___ Data supplied

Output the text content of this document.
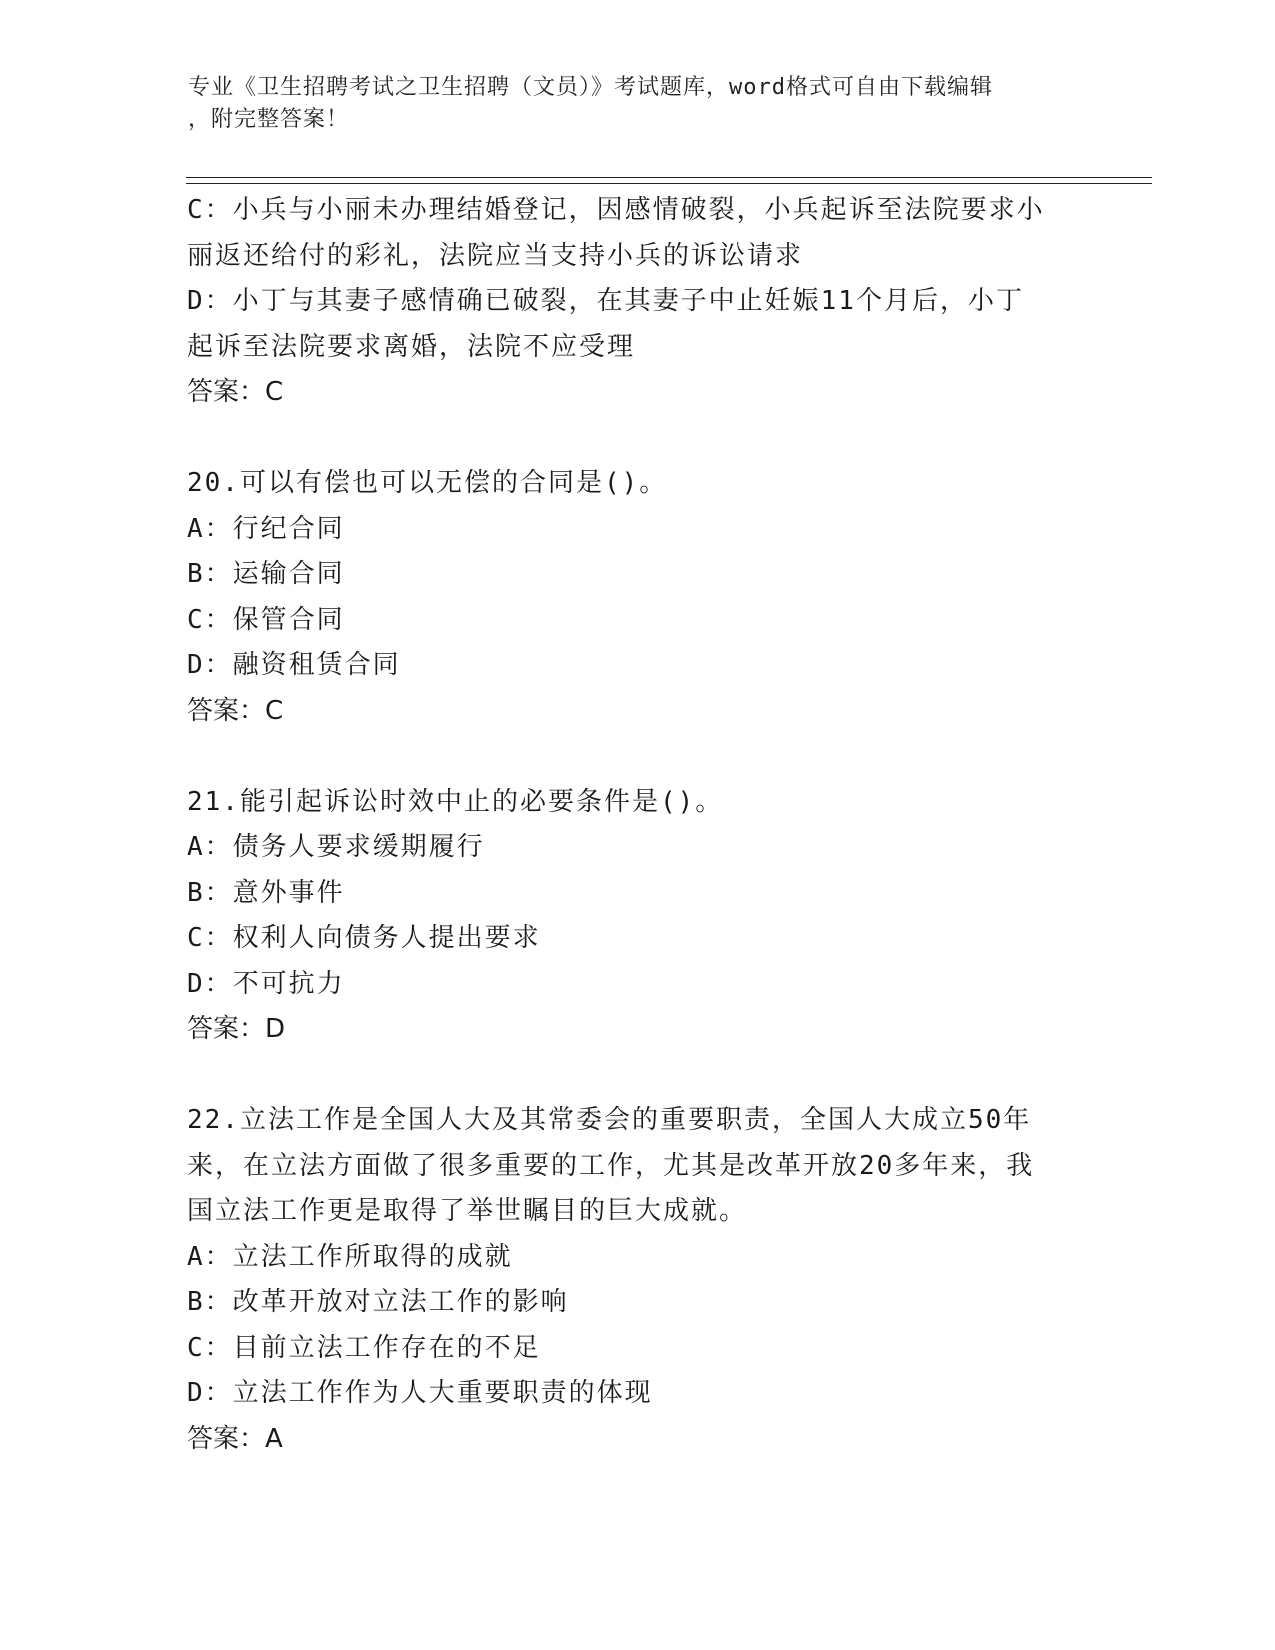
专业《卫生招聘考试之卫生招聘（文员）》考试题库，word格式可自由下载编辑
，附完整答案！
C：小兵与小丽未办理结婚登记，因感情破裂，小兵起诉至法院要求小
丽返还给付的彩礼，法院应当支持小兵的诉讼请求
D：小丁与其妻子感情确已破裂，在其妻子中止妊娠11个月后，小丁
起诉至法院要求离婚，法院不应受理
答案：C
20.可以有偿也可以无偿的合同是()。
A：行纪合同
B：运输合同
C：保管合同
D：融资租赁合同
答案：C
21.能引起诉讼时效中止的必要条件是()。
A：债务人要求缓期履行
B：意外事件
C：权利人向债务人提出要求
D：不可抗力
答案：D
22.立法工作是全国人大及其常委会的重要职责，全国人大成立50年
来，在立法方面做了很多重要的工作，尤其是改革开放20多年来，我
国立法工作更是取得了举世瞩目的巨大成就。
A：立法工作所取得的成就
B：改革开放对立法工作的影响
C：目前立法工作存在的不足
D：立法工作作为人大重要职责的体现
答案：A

______

Description of the task: Set down the complete material exactly, but do not include the images.

Correct output:
Output the text content of this document.
专业《卫生招聘考试之卫生招聘（文员）》考试题库，word格式可自由下载编辑
，附完整答案！
C：小兵与小丽未办理结婚登记，因感情破裂，小兵起诉至法院要求小
丽返还给付的彩礼，法院应当支持小兵的诉讼请求
D：小丁与其妻子感情确已破裂，在其妻子中止妊娠11个月后，小丁
起诉至法院要求离婚，法院不应受理
答案：C
20.可以有偿也可以无偿的合同是()。
A：行纪合同
B：运输合同
C：保管合同
D：融资租赁合同
答案：C
21.能引起诉讼时效中止的必要条件是()。
A：债务人要求缓期履行
B：意外事件
C：权利人向债务人提出要求
D：不可抗力
答案：D
22.立法工作是全国人大及其常委会的重要职责，全国人大成立50年
来，在立法方面做了很多重要的工作，尤其是改革开放20多年来，我
国立法工作更是取得了举世瞩目的巨大成就。
A：立法工作所取得的成就
B：改革开放对立法工作的影响
C：目前立法工作存在的不足
D：立法工作作为人大重要职责的体现
答案：A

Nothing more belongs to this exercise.